_Material provided:_
────

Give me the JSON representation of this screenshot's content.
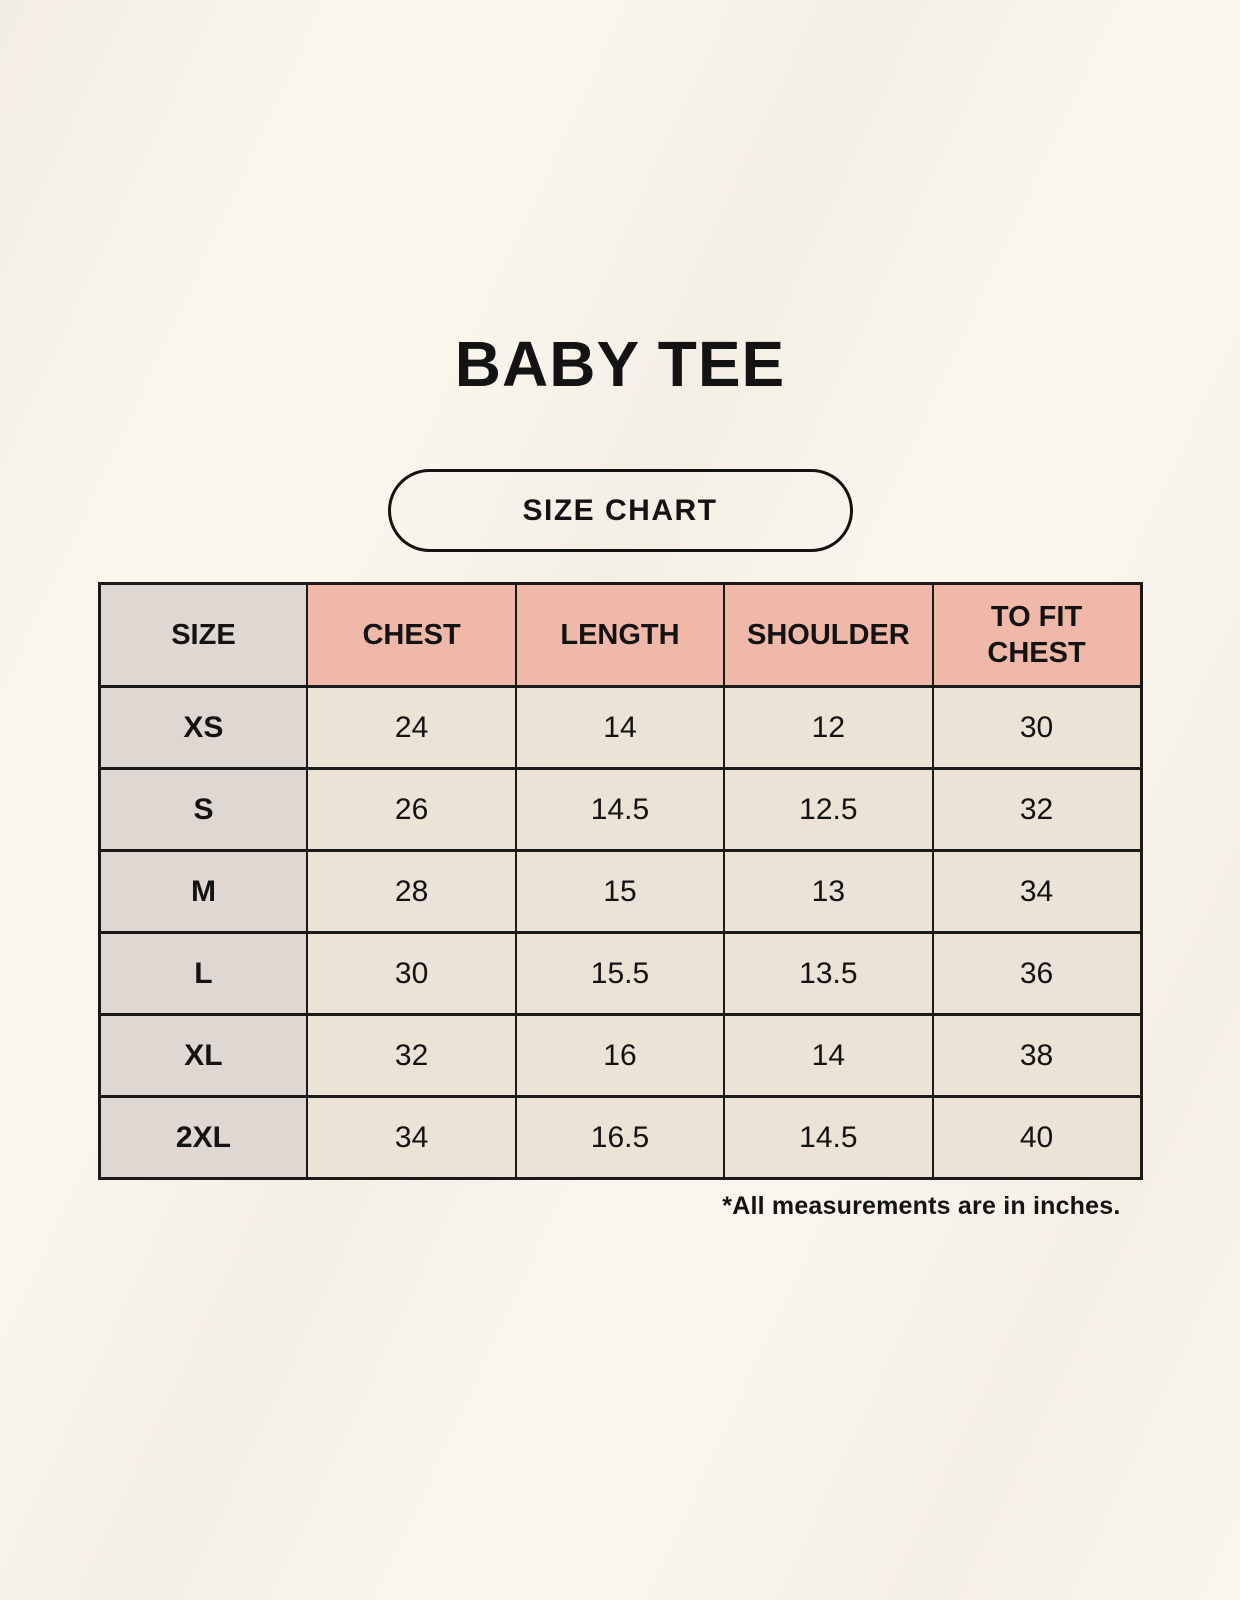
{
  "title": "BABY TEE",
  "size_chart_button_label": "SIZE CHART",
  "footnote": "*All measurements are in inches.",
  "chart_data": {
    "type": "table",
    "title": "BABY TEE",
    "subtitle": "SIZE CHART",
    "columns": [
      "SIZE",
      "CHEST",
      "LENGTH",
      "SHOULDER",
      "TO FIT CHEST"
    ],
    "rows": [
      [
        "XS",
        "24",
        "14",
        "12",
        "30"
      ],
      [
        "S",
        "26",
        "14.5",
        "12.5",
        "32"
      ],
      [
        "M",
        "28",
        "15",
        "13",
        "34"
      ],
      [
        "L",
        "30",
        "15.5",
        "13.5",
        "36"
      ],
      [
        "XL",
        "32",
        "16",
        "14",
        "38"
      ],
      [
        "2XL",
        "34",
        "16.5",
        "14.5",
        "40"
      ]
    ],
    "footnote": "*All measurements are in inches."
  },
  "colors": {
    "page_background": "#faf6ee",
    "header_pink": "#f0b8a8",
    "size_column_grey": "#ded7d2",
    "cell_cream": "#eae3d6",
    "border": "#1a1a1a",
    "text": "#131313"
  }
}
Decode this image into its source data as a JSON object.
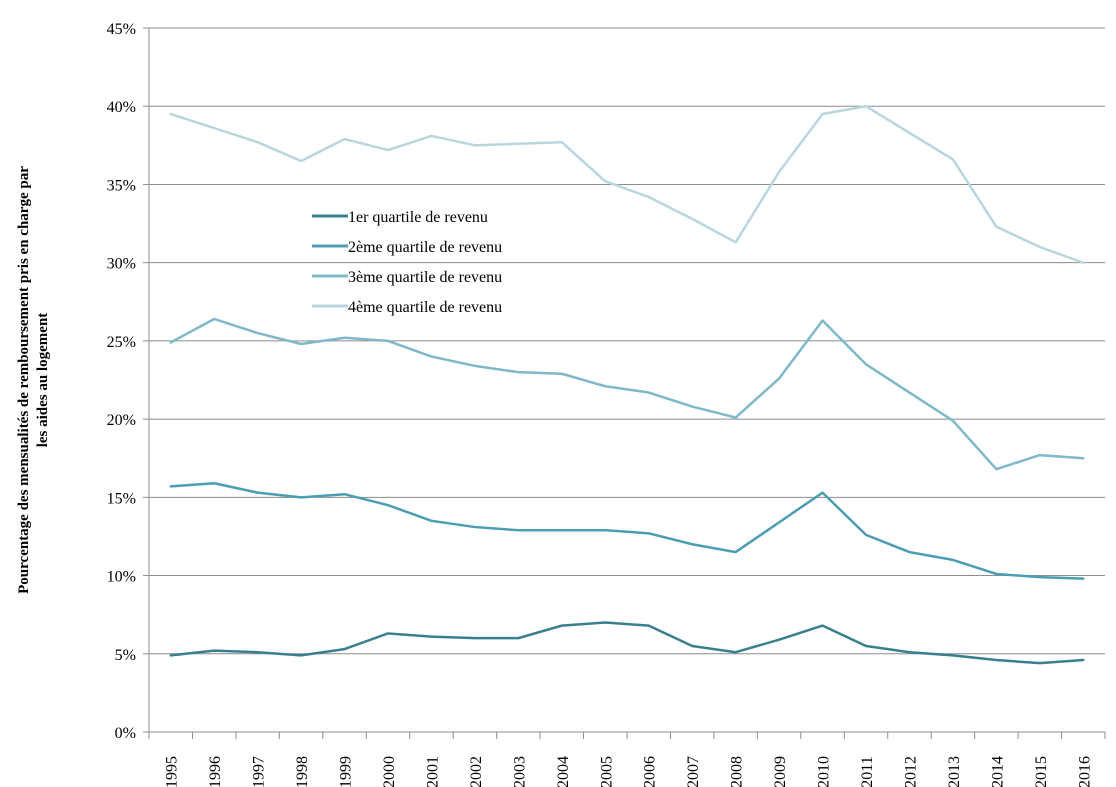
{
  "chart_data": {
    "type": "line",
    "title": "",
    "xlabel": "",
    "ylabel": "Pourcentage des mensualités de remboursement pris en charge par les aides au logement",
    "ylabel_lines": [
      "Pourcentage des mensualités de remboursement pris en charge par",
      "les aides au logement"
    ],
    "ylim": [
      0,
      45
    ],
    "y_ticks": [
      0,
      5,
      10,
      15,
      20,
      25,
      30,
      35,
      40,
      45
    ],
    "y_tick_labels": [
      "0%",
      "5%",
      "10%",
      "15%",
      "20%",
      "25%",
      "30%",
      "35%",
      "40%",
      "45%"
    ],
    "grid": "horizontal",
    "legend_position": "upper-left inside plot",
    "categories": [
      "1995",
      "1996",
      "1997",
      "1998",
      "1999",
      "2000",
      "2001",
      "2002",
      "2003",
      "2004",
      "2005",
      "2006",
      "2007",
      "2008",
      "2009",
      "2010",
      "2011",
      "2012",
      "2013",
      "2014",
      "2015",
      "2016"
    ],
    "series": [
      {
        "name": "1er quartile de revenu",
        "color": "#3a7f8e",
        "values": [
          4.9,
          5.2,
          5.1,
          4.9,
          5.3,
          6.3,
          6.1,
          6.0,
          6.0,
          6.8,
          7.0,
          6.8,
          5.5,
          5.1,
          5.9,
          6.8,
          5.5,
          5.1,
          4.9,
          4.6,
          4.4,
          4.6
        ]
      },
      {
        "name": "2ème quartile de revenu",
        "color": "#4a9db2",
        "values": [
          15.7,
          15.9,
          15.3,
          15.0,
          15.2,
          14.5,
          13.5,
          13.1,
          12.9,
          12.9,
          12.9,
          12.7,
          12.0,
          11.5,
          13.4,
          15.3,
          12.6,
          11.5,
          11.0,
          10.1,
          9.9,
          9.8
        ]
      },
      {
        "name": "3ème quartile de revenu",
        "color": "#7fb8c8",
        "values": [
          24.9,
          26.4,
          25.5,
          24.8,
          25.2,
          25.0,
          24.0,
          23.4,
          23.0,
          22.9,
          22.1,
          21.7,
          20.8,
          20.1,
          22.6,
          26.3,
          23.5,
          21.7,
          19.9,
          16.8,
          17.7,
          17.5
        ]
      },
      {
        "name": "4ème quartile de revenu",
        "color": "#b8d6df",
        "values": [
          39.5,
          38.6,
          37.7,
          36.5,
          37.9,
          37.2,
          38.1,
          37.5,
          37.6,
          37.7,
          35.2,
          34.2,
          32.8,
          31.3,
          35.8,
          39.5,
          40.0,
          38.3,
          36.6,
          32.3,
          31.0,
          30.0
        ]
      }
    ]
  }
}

────

_Exercise:_ Every record is to be reproduced exactly, with no pictures included.

_Response to this exercise:_
Give me the JSON representation of this screenshot's content.
{
  "title": "BABY TEE",
  "size_chart_button_label": "SIZE CHART",
  "footnote": "*All measurements are in inches.",
  "chart_data": {
    "type": "table",
    "title": "BABY TEE",
    "subtitle": "SIZE CHART",
    "columns": [
      "SIZE",
      "CHEST",
      "LENGTH",
      "SHOULDER",
      "TO FIT CHEST"
    ],
    "rows": [
      [
        "XS",
        "24",
        "14",
        "12",
        "30"
      ],
      [
        "S",
        "26",
        "14.5",
        "12.5",
        "32"
      ],
      [
        "M",
        "28",
        "15",
        "13",
        "34"
      ],
      [
        "L",
        "30",
        "15.5",
        "13.5",
        "36"
      ],
      [
        "XL",
        "32",
        "16",
        "14",
        "38"
      ],
      [
        "2XL",
        "34",
        "16.5",
        "14.5",
        "40"
      ]
    ],
    "footnote": "*All measurements are in inches."
  },
  "colors": {
    "page_background": "#faf6ee",
    "header_pink": "#f0b8a8",
    "size_column_grey": "#ded7d2",
    "cell_cream": "#eae3d6",
    "border": "#1a1a1a",
    "text": "#131313"
  }
}
Decode this image into its source data as a JSON object.
{
  "chart_data": {
    "type": "line",
    "title": "",
    "xlabel": "",
    "ylabel": "Pourcentage des mensualités de remboursement pris en charge par les aides au logement",
    "ylabel_lines": [
      "Pourcentage des mensualités de remboursement pris en charge par",
      "les aides au logement"
    ],
    "ylim": [
      0,
      45
    ],
    "y_ticks": [
      0,
      5,
      10,
      15,
      20,
      25,
      30,
      35,
      40,
      45
    ],
    "y_tick_labels": [
      "0%",
      "5%",
      "10%",
      "15%",
      "20%",
      "25%",
      "30%",
      "35%",
      "40%",
      "45%"
    ],
    "grid": "horizontal",
    "legend_position": "upper-left inside plot",
    "categories": [
      "1995",
      "1996",
      "1997",
      "1998",
      "1999",
      "2000",
      "2001",
      "2002",
      "2003",
      "2004",
      "2005",
      "2006",
      "2007",
      "2008",
      "2009",
      "2010",
      "2011",
      "2012",
      "2013",
      "2014",
      "2015",
      "2016"
    ],
    "series": [
      {
        "name": "1er quartile de revenu",
        "color": "#3a7f8e",
        "values": [
          4.9,
          5.2,
          5.1,
          4.9,
          5.3,
          6.3,
          6.1,
          6.0,
          6.0,
          6.8,
          7.0,
          6.8,
          5.5,
          5.1,
          5.9,
          6.8,
          5.5,
          5.1,
          4.9,
          4.6,
          4.4,
          4.6
        ]
      },
      {
        "name": "2ème quartile de revenu",
        "color": "#4a9db2",
        "values": [
          15.7,
          15.9,
          15.3,
          15.0,
          15.2,
          14.5,
          13.5,
          13.1,
          12.9,
          12.9,
          12.9,
          12.7,
          12.0,
          11.5,
          13.4,
          15.3,
          12.6,
          11.5,
          11.0,
          10.1,
          9.9,
          9.8
        ]
      },
      {
        "name": "3ème quartile de revenu",
        "color": "#7fb8c8",
        "values": [
          24.9,
          26.4,
          25.5,
          24.8,
          25.2,
          25.0,
          24.0,
          23.4,
          23.0,
          22.9,
          22.1,
          21.7,
          20.8,
          20.1,
          22.6,
          26.3,
          23.5,
          21.7,
          19.9,
          16.8,
          17.7,
          17.5
        ]
      },
      {
        "name": "4ème quartile de revenu",
        "color": "#b8d6df",
        "values": [
          39.5,
          38.6,
          37.7,
          36.5,
          37.9,
          37.2,
          38.1,
          37.5,
          37.6,
          37.7,
          35.2,
          34.2,
          32.8,
          31.3,
          35.8,
          39.5,
          40.0,
          38.3,
          36.6,
          32.3,
          31.0,
          30.0
        ]
      }
    ]
  }
}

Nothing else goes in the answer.